▶ **What to work on**: Which lines hold the word "FORMAL"? Copy each of them from the material.

▶ **Records to process**:
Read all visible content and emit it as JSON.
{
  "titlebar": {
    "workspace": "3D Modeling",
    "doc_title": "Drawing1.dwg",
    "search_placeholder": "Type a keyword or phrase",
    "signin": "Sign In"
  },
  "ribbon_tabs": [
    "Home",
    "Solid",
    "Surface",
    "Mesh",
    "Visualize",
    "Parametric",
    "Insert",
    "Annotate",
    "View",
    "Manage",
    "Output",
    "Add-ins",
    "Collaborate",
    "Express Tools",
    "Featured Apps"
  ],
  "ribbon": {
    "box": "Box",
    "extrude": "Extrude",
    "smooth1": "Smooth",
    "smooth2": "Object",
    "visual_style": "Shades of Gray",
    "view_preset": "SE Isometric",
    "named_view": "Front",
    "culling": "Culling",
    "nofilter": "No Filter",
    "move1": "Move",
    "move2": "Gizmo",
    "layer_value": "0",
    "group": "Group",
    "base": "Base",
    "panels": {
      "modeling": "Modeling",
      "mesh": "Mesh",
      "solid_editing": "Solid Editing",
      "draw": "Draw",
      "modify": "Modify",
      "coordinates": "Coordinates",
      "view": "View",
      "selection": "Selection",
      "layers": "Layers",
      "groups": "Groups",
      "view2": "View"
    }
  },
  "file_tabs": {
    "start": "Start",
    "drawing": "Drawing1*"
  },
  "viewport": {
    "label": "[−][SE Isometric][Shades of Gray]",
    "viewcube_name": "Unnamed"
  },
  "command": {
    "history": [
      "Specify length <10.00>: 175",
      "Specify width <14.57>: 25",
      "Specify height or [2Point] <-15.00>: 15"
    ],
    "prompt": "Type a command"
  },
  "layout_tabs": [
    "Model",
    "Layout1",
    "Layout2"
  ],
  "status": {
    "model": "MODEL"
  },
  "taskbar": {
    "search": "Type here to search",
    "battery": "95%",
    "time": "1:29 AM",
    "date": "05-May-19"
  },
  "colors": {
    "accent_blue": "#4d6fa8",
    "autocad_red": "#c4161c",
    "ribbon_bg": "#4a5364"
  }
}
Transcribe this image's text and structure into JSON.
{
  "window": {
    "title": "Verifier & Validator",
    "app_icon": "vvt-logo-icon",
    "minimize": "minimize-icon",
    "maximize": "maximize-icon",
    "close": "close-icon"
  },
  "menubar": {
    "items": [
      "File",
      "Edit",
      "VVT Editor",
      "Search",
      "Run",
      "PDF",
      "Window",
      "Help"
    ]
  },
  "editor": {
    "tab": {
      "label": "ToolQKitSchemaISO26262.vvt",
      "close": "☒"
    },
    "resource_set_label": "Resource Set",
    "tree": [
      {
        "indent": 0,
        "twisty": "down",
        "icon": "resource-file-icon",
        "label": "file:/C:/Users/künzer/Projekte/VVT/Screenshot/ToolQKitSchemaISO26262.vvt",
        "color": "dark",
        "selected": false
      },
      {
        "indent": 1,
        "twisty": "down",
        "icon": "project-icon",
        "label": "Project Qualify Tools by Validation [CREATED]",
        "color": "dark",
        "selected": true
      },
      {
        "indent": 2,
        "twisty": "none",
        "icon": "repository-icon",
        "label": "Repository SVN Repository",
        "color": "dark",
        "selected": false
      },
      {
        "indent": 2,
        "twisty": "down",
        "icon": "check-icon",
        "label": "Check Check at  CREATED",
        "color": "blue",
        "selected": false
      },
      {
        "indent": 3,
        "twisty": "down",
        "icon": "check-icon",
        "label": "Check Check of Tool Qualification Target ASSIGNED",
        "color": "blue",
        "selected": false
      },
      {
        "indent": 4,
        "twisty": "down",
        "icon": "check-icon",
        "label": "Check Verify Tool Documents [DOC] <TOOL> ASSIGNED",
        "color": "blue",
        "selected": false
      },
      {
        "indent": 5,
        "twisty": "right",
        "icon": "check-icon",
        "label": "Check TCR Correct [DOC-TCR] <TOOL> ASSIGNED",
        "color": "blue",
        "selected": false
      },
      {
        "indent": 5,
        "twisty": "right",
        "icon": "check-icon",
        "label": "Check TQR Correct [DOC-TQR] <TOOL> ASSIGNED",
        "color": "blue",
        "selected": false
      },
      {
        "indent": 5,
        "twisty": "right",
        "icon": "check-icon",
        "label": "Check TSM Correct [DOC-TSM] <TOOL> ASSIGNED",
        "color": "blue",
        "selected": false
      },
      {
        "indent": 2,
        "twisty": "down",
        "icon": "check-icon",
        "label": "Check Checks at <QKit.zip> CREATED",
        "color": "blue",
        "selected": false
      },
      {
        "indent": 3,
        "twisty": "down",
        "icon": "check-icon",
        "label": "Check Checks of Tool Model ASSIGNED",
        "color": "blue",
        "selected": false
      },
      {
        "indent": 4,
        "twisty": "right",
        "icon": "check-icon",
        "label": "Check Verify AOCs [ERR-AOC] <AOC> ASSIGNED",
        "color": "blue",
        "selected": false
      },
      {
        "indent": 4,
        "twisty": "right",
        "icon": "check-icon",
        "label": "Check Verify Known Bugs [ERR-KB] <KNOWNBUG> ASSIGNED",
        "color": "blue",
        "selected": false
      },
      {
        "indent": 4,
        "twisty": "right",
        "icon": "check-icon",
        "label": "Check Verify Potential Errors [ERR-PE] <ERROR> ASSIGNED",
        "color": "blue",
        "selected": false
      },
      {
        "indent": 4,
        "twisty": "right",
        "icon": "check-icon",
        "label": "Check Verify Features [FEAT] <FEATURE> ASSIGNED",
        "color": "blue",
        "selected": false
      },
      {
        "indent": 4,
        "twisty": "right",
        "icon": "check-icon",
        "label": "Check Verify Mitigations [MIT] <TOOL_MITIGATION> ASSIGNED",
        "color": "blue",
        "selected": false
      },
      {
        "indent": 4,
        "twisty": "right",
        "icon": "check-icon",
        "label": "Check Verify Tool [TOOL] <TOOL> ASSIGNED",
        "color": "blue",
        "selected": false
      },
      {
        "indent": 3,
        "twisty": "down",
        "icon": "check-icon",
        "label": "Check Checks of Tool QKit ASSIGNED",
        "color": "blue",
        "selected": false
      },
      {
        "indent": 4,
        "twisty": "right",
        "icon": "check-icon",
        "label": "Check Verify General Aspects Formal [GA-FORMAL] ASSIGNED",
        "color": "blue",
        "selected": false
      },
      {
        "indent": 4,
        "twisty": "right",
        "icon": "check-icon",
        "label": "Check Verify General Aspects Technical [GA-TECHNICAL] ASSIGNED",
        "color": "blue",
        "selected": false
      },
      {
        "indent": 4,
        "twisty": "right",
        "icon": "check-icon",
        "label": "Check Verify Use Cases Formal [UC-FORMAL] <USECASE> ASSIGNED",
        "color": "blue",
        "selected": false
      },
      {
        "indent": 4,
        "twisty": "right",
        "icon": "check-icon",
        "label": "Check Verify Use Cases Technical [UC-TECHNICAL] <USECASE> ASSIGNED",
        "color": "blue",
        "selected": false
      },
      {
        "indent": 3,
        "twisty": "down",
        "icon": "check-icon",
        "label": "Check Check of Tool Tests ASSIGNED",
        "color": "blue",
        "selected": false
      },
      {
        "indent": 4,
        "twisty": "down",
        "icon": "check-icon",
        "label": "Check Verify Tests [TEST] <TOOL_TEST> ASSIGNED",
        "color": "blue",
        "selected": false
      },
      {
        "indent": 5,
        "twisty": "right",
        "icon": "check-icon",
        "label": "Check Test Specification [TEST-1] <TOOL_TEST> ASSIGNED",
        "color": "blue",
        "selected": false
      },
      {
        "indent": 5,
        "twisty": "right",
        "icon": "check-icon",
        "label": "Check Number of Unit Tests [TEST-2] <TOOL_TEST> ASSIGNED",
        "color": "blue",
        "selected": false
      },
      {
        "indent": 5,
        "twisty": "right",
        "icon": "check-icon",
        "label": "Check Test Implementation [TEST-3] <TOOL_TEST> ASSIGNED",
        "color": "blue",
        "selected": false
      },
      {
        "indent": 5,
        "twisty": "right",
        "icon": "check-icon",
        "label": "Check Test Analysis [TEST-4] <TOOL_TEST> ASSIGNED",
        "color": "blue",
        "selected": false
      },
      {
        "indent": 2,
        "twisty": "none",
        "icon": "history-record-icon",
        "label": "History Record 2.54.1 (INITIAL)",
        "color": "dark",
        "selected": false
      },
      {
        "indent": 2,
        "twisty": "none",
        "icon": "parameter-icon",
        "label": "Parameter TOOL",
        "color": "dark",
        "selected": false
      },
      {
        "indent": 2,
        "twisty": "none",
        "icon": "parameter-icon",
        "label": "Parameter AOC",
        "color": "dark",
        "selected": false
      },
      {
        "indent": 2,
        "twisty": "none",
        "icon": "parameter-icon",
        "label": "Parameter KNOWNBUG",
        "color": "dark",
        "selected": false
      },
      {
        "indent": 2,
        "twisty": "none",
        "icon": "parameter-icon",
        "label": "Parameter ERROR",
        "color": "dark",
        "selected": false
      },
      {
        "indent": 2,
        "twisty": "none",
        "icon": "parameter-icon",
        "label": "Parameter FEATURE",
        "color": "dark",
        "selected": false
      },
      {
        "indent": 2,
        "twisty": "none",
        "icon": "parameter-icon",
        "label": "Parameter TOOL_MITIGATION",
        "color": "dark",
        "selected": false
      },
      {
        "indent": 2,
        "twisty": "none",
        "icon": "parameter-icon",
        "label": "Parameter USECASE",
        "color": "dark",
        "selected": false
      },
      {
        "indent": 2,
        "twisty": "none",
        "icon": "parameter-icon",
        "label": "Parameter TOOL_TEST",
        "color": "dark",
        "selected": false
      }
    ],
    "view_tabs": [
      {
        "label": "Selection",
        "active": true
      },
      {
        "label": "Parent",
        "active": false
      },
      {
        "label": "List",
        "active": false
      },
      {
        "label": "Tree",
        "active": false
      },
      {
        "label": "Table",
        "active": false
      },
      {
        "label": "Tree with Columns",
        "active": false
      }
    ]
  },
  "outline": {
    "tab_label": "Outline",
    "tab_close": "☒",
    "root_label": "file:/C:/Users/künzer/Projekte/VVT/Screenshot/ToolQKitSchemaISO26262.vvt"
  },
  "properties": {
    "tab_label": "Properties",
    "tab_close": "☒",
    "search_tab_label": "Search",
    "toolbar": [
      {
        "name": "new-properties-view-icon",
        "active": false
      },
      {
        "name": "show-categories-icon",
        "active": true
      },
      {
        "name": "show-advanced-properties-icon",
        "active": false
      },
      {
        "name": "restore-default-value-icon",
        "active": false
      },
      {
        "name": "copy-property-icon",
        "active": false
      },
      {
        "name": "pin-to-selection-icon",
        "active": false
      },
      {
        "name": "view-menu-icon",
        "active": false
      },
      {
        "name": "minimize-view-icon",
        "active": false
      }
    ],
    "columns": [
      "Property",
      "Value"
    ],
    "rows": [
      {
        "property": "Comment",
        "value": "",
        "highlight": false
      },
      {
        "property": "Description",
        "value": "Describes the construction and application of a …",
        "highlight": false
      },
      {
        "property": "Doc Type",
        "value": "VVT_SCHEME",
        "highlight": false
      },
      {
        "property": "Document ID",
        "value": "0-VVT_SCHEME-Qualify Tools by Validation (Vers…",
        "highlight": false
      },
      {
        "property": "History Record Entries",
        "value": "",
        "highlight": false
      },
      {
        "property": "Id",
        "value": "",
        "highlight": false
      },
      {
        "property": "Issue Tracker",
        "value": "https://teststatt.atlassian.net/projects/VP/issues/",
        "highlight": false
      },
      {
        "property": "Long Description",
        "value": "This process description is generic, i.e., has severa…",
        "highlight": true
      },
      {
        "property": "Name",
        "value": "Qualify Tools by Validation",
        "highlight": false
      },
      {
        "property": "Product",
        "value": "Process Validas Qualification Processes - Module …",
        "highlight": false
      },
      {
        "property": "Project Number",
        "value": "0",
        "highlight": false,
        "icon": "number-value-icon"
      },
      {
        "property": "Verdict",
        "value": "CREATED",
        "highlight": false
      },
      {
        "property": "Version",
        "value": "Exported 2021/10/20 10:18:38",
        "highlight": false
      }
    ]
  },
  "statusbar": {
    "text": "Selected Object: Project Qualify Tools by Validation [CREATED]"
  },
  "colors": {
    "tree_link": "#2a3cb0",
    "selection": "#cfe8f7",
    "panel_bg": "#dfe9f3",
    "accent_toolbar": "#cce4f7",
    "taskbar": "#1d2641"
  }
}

▶ **The reply**:
        "label": "Check Verify General Aspects Formal [GA-FORMAL] ASSIGNED",
        "label": "Check Verify Use Cases Formal [UC-FORMAL] <USECASE> ASSIGNED",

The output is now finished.